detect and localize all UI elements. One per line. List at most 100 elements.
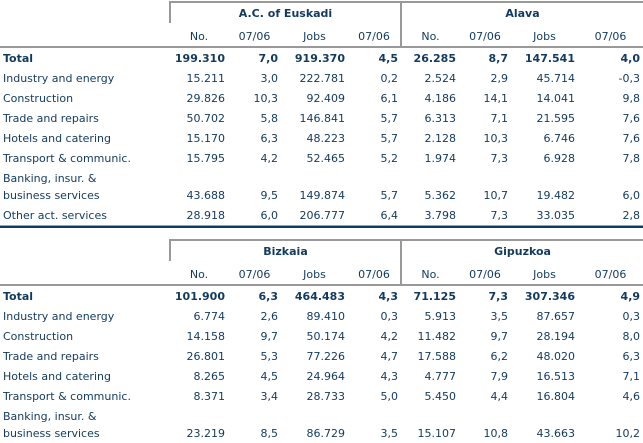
value-cell: 4,3 [380,370,399,383]
region-header-row: A.C. of Euskadi Alava [0,1,643,23]
value-cell: 6,0 [228,205,281,226]
value-cell: 15.107 [417,427,457,440]
corner-cell [0,23,170,48]
value-cell: 10,2 [615,427,641,440]
table-row: Trade and repairs 50.702 5,8 146.841 5,7 6.31… [0,108,643,128]
column-header-jobs: Jobs [511,23,578,48]
row-label-line: Construction [3,92,74,105]
value-cell: 9,7 [260,330,279,343]
value-cell: 5.913 [424,310,457,323]
value-cell: 10,3 [253,92,279,105]
value-cell: 6,3 [260,132,279,145]
value-cell: 4,5 [378,52,399,65]
value-cell: 5.450 [424,390,457,403]
row-label: Total [0,47,170,68]
row-label-line: Construction [3,330,74,343]
value-cell: 26.801 [186,350,226,363]
column-header-no: No. [170,261,228,286]
value-cell: 5,7 [380,189,399,202]
region-header-group2: Gipuzkoa [399,239,643,261]
value-cell: 4,6 [622,390,641,403]
value-cell: 7,8 [622,152,641,165]
value-cell: 6,3 [622,350,641,363]
value-cell: 14,1 [483,92,509,105]
table-row: Banking, insur. & business services 43.688… [0,168,643,205]
value-cell: 10,3 [483,132,509,145]
value-cell: 4,3 [378,290,399,303]
table-row: Hotels and catering 8.265 4,5 24.964 4,3 4.77… [0,366,643,386]
data-table: Bizkaia Gipuzkoa No. 07/06 Jobs 07/06 No… [0,239,643,443]
value-cell: 4,9 [620,290,641,303]
table-row: Banking, insur. & business services 23.219… [0,406,643,443]
column-header-row: No. 07/06 Jobs 07/06 No. 07/06 Jobs 07/0… [0,261,643,286]
value-cell: 11.482 [417,330,457,343]
value-cell: 7,3 [490,152,509,165]
row-label: Total [0,285,170,306]
column-header-0706: 07/06 [228,23,281,48]
column-header-0706: 07/06 [578,23,643,48]
value-cell: 6,3 [258,290,279,303]
value-cell: 50.174 [306,330,346,343]
column-header-jobs: Jobs [511,261,578,286]
region-header-group1: A.C. of Euskadi [169,1,401,23]
corner-cell [0,240,170,261]
row-label-line: Transport & communic. [3,390,131,403]
row-label-line: Other act. services [3,209,107,222]
value-cell: 2,6 [260,310,279,323]
sector-employment-table-bizkaia-gipuzkoa: Bizkaia Gipuzkoa No. 07/06 Jobs 07/06 No… [0,239,643,443]
row-label-line: Hotels and catering [3,370,111,383]
value-cell: 8.371 [193,390,226,403]
value-cell: 4,5 [260,370,279,383]
value-cell: 28.194 [536,330,576,343]
region-header-group1: Bizkaia [169,239,401,261]
value-cell: 19.482 [536,189,576,202]
column-header-0706: 07/06 [459,23,511,48]
value-cell: 2,8 [578,205,643,226]
row-label-line: Trade and repairs [3,112,99,125]
column-header-0706: 07/06 [459,261,511,286]
value-cell: 77.226 [306,350,346,363]
value-cell: 15.211 [186,72,226,85]
value-cell: 5,3 [260,350,279,363]
value-cell: 5,7 [380,112,399,125]
table-row: Construction 14.158 9,7 50.174 4,2 11.482 9,7 2… [0,326,643,346]
value-cell: 23.219 [186,427,226,440]
value-cell: 33.035 [511,205,578,226]
row-label-line: Industry and energy [3,72,115,85]
value-cell: 26.285 [413,52,456,65]
value-cell: 5,2 [380,152,399,165]
value-cell: 5,0 [380,390,399,403]
value-cell: 4.186 [424,92,457,105]
value-cell: 4.777 [424,370,457,383]
value-cell: 15.170 [186,132,226,145]
value-cell: 4,7 [380,350,399,363]
table-row: Trade and repairs 26.801 5,3 77.226 4,7 17.58… [0,346,643,366]
table-row: Transport & communic. 8.371 3,4 28.733 5,0 5.… [0,386,643,406]
value-cell: 17.588 [417,350,457,363]
value-cell: 71.125 [413,290,456,303]
value-cell: 6.746 [543,132,576,145]
value-cell: 92.409 [306,92,346,105]
value-cell: 6.928 [543,152,576,165]
row-label: Trade and repairs [0,346,170,366]
column-header-no: No. [400,23,459,48]
value-cell: 87.657 [536,310,576,323]
row-label-line: Trade and repairs [3,350,99,363]
value-cell: 6.313 [424,112,457,125]
column-header-0706: 07/06 [348,261,401,286]
value-cell: 28.918 [170,205,228,226]
row-label: Other act. services [0,205,170,226]
value-cell: 15.795 [186,152,226,165]
row-label: Banking, insur. & business services [0,168,170,205]
value-cell: 919.370 [294,52,345,65]
column-header-no: No. [400,261,459,286]
value-cell: 3,5 [380,427,399,440]
value-cell: 89.410 [306,310,346,323]
column-header-row: No. 07/06 Jobs 07/06 No. 07/06 Jobs 07/0… [0,23,643,48]
value-cell: 7,3 [488,290,509,303]
value-cell: 8,0 [622,330,641,343]
value-cell: 2,9 [490,72,509,85]
value-cell: 10,8 [483,427,509,440]
row-label-line: business services [3,427,100,440]
row-label-line: Total [3,290,34,303]
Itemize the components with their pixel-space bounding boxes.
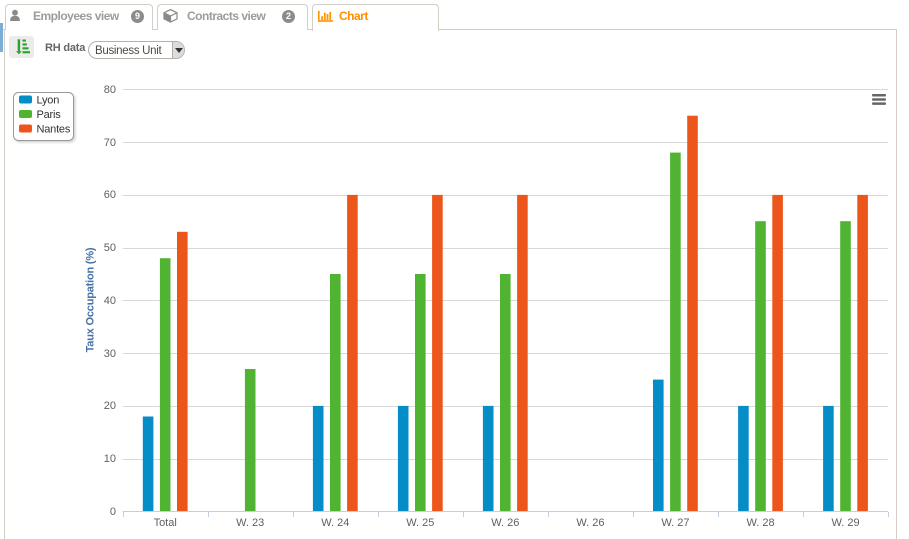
svg-text:50: 50 [104, 242, 116, 254]
svg-text:W. 28: W. 28 [746, 517, 774, 529]
svg-text:W. 25: W. 25 [406, 517, 434, 529]
svg-text:Taux Occupation (%): Taux Occupation (%) [85, 247, 97, 352]
svg-text:W. 26: W. 26 [576, 517, 604, 529]
svg-text:Nantes: Nantes [37, 124, 71, 136]
svg-text:40: 40 [104, 295, 116, 307]
svg-text:Lyon: Lyon [37, 95, 60, 107]
svg-text:70: 70 [104, 137, 116, 149]
svg-text:80: 80 [104, 84, 116, 96]
svg-text:W. 27: W. 27 [661, 517, 689, 529]
svg-text:Total: Total [154, 517, 177, 529]
svg-text:Paris: Paris [37, 109, 62, 121]
svg-text:30: 30 [104, 348, 116, 360]
svg-text:0: 0 [110, 506, 116, 518]
svg-text:60: 60 [104, 189, 116, 201]
svg-text:10: 10 [104, 453, 116, 465]
svg-text:W. 26: W. 26 [491, 517, 519, 529]
svg-text:W. 24: W. 24 [321, 517, 349, 529]
svg-text:W. 29: W. 29 [831, 517, 859, 529]
svg-text:W. 23: W. 23 [236, 517, 264, 529]
svg-text:20: 20 [104, 400, 116, 412]
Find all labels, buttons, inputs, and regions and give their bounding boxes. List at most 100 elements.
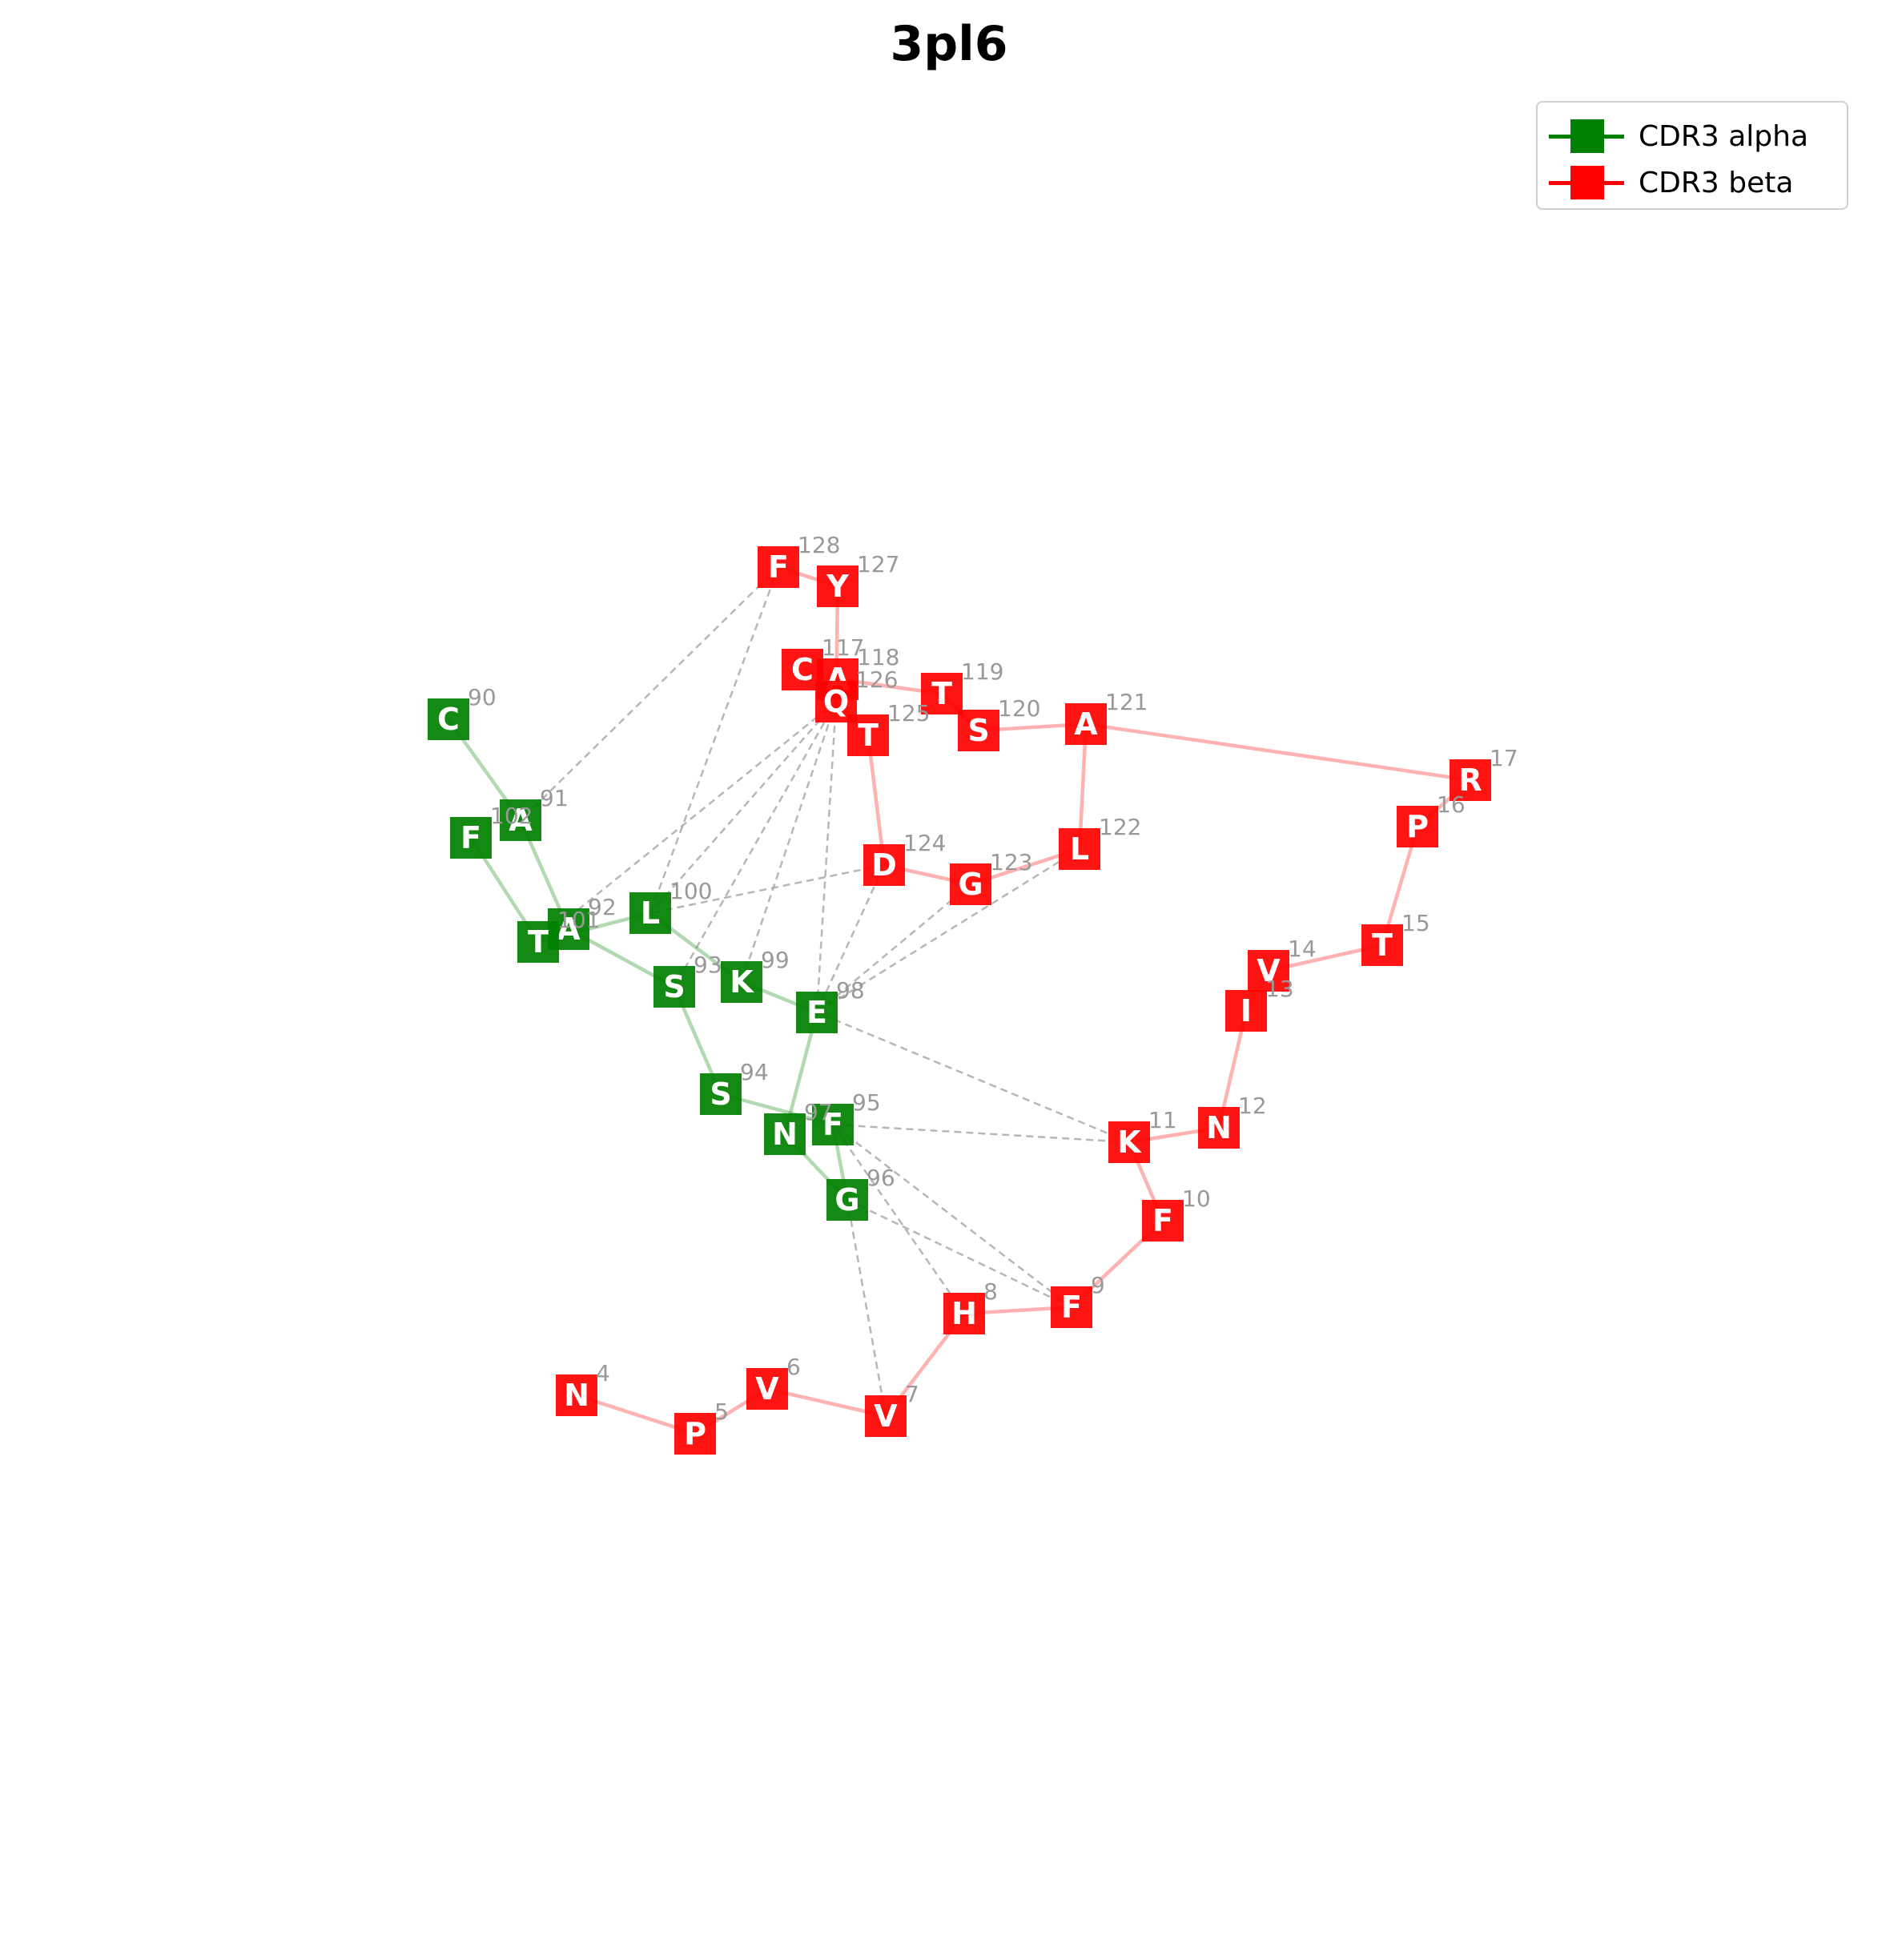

WORK TO BE COMPLETED
Write out all of the material again, putting "Lille" wherever "Nantes" appears and changing nothing else. Leave out the pictures.

WRITTEN RESPONSE
detect and localize all UI elements. One per line. List at most 100 elements.
value-cell: 4,3 [380,370,399,383]
region-header-row: A.C. of Euskadi Alava [0,1,643,23]
value-cell: 6,0 [228,205,281,226]
value-cell: 15.107 [417,427,457,440]
corner-cell [0,23,170,48]
value-cell: 10,2 [615,427,641,440]
table-row: Trade and repairs 50.702 5,8 146.841 5,7 6.31… [0,108,643,128]
column-header-jobs: Jobs [511,23,578,48]
row-label-line: Construction [3,92,74,105]
value-cell: 9,7 [260,330,279,343]
value-cell: 5.913 [424,310,457,323]
value-cell: 10,3 [253,92,279,105]
value-cell: 6,3 [260,132,279,145]
value-cell: 4,5 [378,52,399,65]
value-cell: 5.450 [424,390,457,403]
row-label: Total [0,47,170,68]
row-label-line: Construction [3,330,74,343]
value-cell: 26.801 [186,350,226,363]
column-header-no: No. [170,261,228,286]
value-cell: 5,7 [380,189,399,202]
region-header-group2: Gipuzkoa [399,239,643,261]
value-cell: 4,6 [622,390,641,403]
value-cell: 7,8 [622,152,641,165]
value-cell: 6,3 [622,350,641,363]
value-cell: 14,1 [483,92,509,105]
table-row: Banking, insur. & business services 43.688… [0,168,643,205]
value-cell: 10,3 [483,132,509,145]
value-cell: 4,3 [378,290,399,303]
table-row: Hotels and catering 8.265 4,5 24.964 4,3 4.77… [0,366,643,386]
data-table: Bizkaia Gipuzkoa No. 07/06 Jobs 07/06 No… [0,239,643,443]
value-cell: 4,9 [620,290,641,303]
table-row: Banking, insur. & business services 23.219… [0,406,643,443]
column-header-row: No. 07/06 Jobs 07/06 No. 07/06 Jobs 07/0… [0,261,643,286]
value-cell: 11.482 [417,330,457,343]
value-cell: 7,3 [490,152,509,165]
row-label: Total [0,285,170,306]
column-header-0706: 07/06 [228,23,281,48]
column-header-0706: 07/06 [578,23,643,48]
value-cell: 6,3 [258,290,279,303]
value-cell: 50.174 [306,330,346,343]
column-header-jobs: Jobs [511,261,578,286]
region-header-group1: A.C. of Euskadi [169,1,401,23]
corner-cell [0,240,170,261]
row-label-line: Transport & communic. [3,390,131,403]
row-label-line: Other act. services [3,209,107,222]
value-cell: 2,6 [260,310,279,323]
sector-employment-table-bizkaia-gipuzkoa: Bizkaia Gipuzkoa No. 07/06 Jobs 07/06 No… [0,239,643,443]
row-label-line: Hotels and catering [3,370,111,383]
value-cell: 8.371 [193,390,226,403]
value-cell: 4,5 [260,370,279,383]
value-cell: 28.194 [536,330,576,343]
region-header-group1: Bizkaia [169,239,401,261]
value-cell: 19.482 [536,189,576,202]
column-header-0706: 07/06 [459,23,511,48]
value-cell: 2,8 [578,205,643,226]
row-label-line: Trade and repairs [3,112,99,125]
column-header-0706: 07/06 [459,261,511,286]
value-cell: 77.226 [306,350,346,363]
value-cell: 15.211 [186,72,226,85]
value-cell: 5,3 [260,350,279,363]
value-cell: 5,7 [380,112,399,125]
table-row: Construction 14.158 9,7 50.174 4,2 11.482 9,7 2… [0,326,643,346]
value-cell: 23.219 [186,427,226,440]
value-cell: 33.035 [511,205,578,226]
row-label-line: Industry and energy [3,72,115,85]
value-cell: 26.285 [413,52,456,65]
value-cell: 5,2 [380,152,399,165]
value-cell: 5,0 [380,390,399,403]
value-cell: 4.186 [424,92,457,105]
value-cell: 4.777 [424,370,457,383]
value-cell: 15.170 [186,132,226,145]
value-cell: 4,7 [380,350,399,363]
table-row: Trade and repairs 26.801 5,3 77.226 4,7 17.58… [0,346,643,366]
table-row: Transport & communic. 8.371 3,4 28.733 5,0 5.… [0,386,643,406]
value-cell: 17.588 [417,350,457,363]
value-cell: 71.125 [413,290,456,303]
value-cell: 6.746 [543,132,576,145]
value-cell: 92.409 [306,92,346,105]
value-cell: 6.928 [543,152,576,165]
row-label: Trade and repairs [0,346,170,366]
column-header-no: No. [400,23,459,48]
value-cell: 87.657 [536,310,576,323]
row-label-line: Trade and repairs [3,350,99,363]
value-cell: 6.313 [424,112,457,125]
column-header-0706: 07/06 [348,261,401,286]
value-cell: 28.918 [170,205,228,226]
row-label: Other act. services [0,205,170,226]
value-cell: 15.795 [186,152,226,165]
row-label: Banking, insur. & business services [0,168,170,205]
value-cell: 919.370 [294,52,345,65]
column-header-no: No. [400,261,459,286]
value-cell: 3,5 [380,427,399,440]
value-cell: 89.410 [306,310,346,323]
column-header-row: No. 07/06 Jobs 07/06 No. 07/06 Jobs 07/0… [0,23,643,48]
value-cell: 7,3 [488,290,509,303]
value-cell: 8,0 [622,330,641,343]
value-cell: 2,9 [490,72,509,85]
value-cell: 10,8 [483,427,509,440]
row-label-line: business services [3,427,100,440]
row-label-line: Total [3,290,34,303]
Itemize the components with their pixel-space bounding boxes.
svg-text:50: 50 [104, 242, 116, 254]
svg-text:W. 28: W. 28 [746, 517, 774, 529]
svg-text:W. 25: W. 25 [406, 517, 434, 529]
svg-text:Taux Occupation (%): Taux Occupation (%) [85, 247, 97, 352]
svg-text:W. 26: W. 26 [576, 517, 604, 529]
svg-text:Lille: Lille [37, 124, 71, 136]
svg-text:40: 40 [104, 295, 116, 307]
svg-text:Lyon: Lyon [37, 95, 60, 107]
svg-text:70: 70 [104, 137, 116, 149]
svg-text:80: 80 [104, 84, 116, 96]
svg-text:W. 27: W. 27 [661, 517, 689, 529]
svg-text:Total: Total [154, 517, 177, 529]
svg-text:Paris: Paris [37, 109, 62, 121]
svg-text:30: 30 [104, 348, 116, 360]
svg-text:0: 0 [110, 506, 116, 518]
svg-text:60: 60 [104, 189, 116, 201]
svg-text:10: 10 [104, 453, 116, 465]
svg-text:W. 26: W. 26 [491, 517, 519, 529]
svg-text:W. 24: W. 24 [321, 517, 349, 529]
svg-text:W. 29: W. 29 [831, 517, 859, 529]
svg-text:W. 23: W. 23 [236, 517, 264, 529]
svg-text:20: 20 [104, 400, 116, 412]
Find all labels, buttons, inputs, and regions and give their bounding boxes. List at most 100 elements.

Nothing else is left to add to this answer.